▶

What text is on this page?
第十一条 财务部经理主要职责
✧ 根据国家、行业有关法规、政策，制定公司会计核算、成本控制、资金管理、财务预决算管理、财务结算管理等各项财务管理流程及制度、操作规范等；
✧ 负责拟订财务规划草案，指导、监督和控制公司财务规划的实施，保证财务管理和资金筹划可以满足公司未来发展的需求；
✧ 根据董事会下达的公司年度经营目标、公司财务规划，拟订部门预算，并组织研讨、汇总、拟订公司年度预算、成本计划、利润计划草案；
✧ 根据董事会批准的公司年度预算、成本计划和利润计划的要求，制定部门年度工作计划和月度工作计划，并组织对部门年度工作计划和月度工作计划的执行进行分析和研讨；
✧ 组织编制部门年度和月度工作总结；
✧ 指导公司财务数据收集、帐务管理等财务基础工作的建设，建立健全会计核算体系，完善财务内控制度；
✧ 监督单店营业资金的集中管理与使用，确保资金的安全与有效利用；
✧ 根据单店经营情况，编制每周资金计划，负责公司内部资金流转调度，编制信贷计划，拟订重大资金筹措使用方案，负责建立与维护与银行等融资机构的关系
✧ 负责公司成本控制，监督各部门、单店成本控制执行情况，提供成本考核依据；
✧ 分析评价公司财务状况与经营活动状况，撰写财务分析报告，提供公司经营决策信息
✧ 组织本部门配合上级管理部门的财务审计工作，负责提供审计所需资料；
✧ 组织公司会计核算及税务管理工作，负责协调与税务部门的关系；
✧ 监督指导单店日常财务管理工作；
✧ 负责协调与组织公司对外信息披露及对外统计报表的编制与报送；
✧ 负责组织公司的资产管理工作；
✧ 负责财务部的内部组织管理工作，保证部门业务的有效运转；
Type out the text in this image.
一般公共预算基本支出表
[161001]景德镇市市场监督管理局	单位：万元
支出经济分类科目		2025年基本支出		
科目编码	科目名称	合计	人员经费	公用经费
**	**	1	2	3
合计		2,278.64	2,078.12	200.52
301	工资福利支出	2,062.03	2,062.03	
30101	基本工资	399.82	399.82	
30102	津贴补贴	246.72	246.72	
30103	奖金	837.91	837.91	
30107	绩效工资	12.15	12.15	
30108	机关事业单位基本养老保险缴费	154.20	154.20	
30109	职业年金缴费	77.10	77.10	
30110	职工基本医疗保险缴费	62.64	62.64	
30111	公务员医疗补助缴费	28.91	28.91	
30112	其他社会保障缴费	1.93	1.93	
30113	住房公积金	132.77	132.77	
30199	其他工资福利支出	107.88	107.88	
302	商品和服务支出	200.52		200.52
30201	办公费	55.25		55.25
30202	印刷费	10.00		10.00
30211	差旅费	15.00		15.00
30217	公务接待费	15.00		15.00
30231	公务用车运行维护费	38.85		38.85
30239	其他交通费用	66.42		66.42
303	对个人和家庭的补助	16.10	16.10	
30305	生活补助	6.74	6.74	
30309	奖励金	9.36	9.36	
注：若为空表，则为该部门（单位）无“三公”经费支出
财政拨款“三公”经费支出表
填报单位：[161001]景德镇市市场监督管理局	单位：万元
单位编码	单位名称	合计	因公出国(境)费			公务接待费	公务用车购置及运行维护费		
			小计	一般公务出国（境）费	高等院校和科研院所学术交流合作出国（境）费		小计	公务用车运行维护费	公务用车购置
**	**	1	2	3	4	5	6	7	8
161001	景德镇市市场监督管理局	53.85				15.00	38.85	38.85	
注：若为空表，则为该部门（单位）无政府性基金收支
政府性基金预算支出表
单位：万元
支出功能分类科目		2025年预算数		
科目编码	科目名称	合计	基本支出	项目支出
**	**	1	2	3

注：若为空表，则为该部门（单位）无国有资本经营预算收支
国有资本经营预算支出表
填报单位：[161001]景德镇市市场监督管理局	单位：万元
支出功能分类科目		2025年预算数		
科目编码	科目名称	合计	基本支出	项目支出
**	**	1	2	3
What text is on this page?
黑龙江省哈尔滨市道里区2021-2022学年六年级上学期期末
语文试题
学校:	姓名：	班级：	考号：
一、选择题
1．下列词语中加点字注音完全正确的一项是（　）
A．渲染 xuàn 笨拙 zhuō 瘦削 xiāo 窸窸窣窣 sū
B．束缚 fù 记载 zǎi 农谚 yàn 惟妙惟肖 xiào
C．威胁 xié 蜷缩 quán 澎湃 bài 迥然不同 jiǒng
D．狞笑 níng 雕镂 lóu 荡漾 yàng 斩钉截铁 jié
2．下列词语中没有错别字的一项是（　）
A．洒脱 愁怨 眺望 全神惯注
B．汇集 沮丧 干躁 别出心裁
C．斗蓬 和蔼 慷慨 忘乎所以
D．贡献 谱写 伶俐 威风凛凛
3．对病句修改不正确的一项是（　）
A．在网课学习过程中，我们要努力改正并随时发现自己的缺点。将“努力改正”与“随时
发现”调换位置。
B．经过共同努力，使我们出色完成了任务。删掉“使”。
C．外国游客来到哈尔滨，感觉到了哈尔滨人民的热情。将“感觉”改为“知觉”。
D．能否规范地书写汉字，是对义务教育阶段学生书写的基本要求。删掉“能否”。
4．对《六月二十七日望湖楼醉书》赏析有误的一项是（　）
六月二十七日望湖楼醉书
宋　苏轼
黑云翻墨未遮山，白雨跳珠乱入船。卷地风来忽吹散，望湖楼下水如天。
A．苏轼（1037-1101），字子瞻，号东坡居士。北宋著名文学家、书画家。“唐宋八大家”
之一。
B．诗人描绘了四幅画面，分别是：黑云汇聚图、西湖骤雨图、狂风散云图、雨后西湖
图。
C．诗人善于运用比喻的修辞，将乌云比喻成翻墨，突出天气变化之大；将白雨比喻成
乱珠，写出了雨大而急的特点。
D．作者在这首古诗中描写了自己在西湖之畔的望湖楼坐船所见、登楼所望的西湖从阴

◀

What needs to be done -> Reproduce the records above exactly as they appear.

Full answer ->
What text is on this page?
第十一条 财务部经理主要职责
✧ 根据国家、行业有关法规、政策，制定公司会计核算、成本控制、资金管理、财务预决算管理、财务结算管理等各项财务管理流程及制度、操作规范等；
✧ 负责拟订财务规划草案，指导、监督和控制公司财务规划的实施，保证财务管理和资金筹划可以满足公司未来发展的需求；
✧ 根据董事会下达的公司年度经营目标、公司财务规划，拟订部门预算，并组织研讨、汇总、拟订公司年度预算、成本计划、利润计划草案；
✧ 根据董事会批准的公司年度预算、成本计划和利润计划的要求，制定部门年度工作计划和月度工作计划，并组织对部门年度工作计划和月度工作计划的执行进行分析和研讨；
✧ 组织编制部门年度和月度工作总结；
✧ 指导公司财务数据收集、帐务管理等财务基础工作的建设，建立健全会计核算体系，完善财务内控制度；
✧ 监督单店营业资金的集中管理与使用，确保资金的安全与有效利用；
✧ 根据单店经营情况，编制每周资金计划，负责公司内部资金流转调度，编制信贷计划，拟订重大资金筹措使用方案，负责建立与维护与银行等融资机构的关系
✧ 负责公司成本控制，监督各部门、单店成本控制执行情况，提供成本考核依据；
✧ 分析评价公司财务状况与经营活动状况，撰写财务分析报告，提供公司经营决策信息
✧ 组织本部门配合上级管理部门的财务审计工作，负责提供审计所需资料；
✧ 组织公司会计核算及税务管理工作，负责协调与税务部门的关系；
✧ 监督指导单店日常财务管理工作；
✧ 负责协调与组织公司对外信息披露及对外统计报表的编制与报送；
✧ 负责组织公司的资产管理工作；
✧ 负责财务部的内部组织管理工作，保证部门业务的有效运转；
Type out the text in this image.
一般公共预算基本支出表
[161001]景德镇市市场监督管理局	单位：万元
支出经济分类科目		2025年基本支出		
科目编码	科目名称	合计	人员经费	公用经费
**	**	1	2	3
合计		2,278.64	2,078.12	200.52
301	工资福利支出	2,062.03	2,062.03	
30101	基本工资	399.82	399.82	
30102	津贴补贴	246.72	246.72	
30103	奖金	837.91	837.91	
30107	绩效工资	12.15	12.15	
30108	机关事业单位基本养老保险缴费	154.20	154.20	
30109	职业年金缴费	77.10	77.10	
30110	职工基本医疗保险缴费	62.64	62.64	
30111	公务员医疗补助缴费	28.91	28.91	
30112	其他社会保障缴费	1.93	1.93	
30113	住房公积金	132.77	132.77	
30199	其他工资福利支出	107.88	107.88	
302	商品和服务支出	200.52		200.52
30201	办公费	55.25		55.25
30202	印刷费	10.00		10.00
30211	差旅费	15.00		15.00
30217	公务接待费	15.00		15.00
30231	公务用车运行维护费	38.85		38.85
30239	其他交通费用	66.42		66.42
303	对个人和家庭的补助	16.10	16.10	
30305	生活补助	6.74	6.74	
30309	奖励金	9.36	9.36	
注：若为空表，则为该部门（单位）无“三公”经费支出
财政拨款“三公”经费支出表
填报单位：[161001]景德镇市市场监督管理局	单位：万元
单位编码	单位名称	合计	因公出国(境)费			公务接待费	公务用车购置及运行维护费		
			小计	一般公务出国（境）费	高等院校和科研院所学术交流合作出国（境）费		小计	公务用车运行维护费	公务用车购置
**	**	1	2	3	4	5	6	7	8
161001	景德镇市市场监督管理局	53.85				15.00	38.85	38.85	
注：若为空表，则为该部门（单位）无政府性基金收支
政府性基金预算支出表
单位：万元
支出功能分类科目		2025年预算数		
科目编码	科目名称	合计	基本支出	项目支出
**	**	1	2	3

注：若为空表，则为该部门（单位）无国有资本经营预算收支
国有资本经营预算支出表
填报单位：[161001]景德镇市市场监督管理局	单位：万元
支出功能分类科目		2025年预算数		
科目编码	科目名称	合计	基本支出	项目支出
**	**	1	2	3
What text is on this page?
黑龙江省哈尔滨市道里区2021-2022学年六年级上学期期末
语文试题
学校:	姓名：	班级：	考号：
一、选择题
1．下列词语中加点字注音完全正确的一项是（　）
A．渲染 xuàn 笨拙 zhuō 瘦削 xiāo 窸窸窣窣 sū
B．束缚 fù 记载 zǎi 农谚 yàn 惟妙惟肖 xiào
C．威胁 xié 蜷缩 quán 澎湃 bài 迥然不同 jiǒng
D．狞笑 níng 雕镂 lóu 荡漾 yàng 斩钉截铁 jié
2．下列词语中没有错别字的一项是（　）
A．洒脱 愁怨 眺望 全神惯注
B．汇集 沮丧 干躁 别出心裁
C．斗蓬 和蔼 慷慨 忘乎所以
D．贡献 谱写 伶俐 威风凛凛
3．对病句修改不正确的一项是（　）
A．在网课学习过程中，我们要努力改正并随时发现自己的缺点。将“努力改正”与“随时
发现”调换位置。
B．经过共同努力，使我们出色完成了任务。删掉“使”。
C．外国游客来到哈尔滨，感觉到了哈尔滨人民的热情。将“感觉”改为“知觉”。
D．能否规范地书写汉字，是对义务教育阶段学生书写的基本要求。删掉“能否”。
4．对《六月二十七日望湖楼醉书》赏析有误的一项是（　）
六月二十七日望湖楼醉书
宋　苏轼
黑云翻墨未遮山，白雨跳珠乱入船。卷地风来忽吹散，望湖楼下水如天。
A．苏轼（1037-1101），字子瞻，号东坡居士。北宋著名文学家、书画家。“唐宋八大家”
之一。
B．诗人描绘了四幅画面，分别是：黑云汇聚图、西湖骤雨图、狂风散云图、雨后西湖
图。
C．诗人善于运用比喻的修辞，将乌云比喻成翻墨，突出天气变化之大；将白雨比喻成
乱珠，写出了雨大而急的特点。
D．作者在这首古诗中描写了自己在西湖之畔的望湖楼坐船所见、登楼所望的西湖从阴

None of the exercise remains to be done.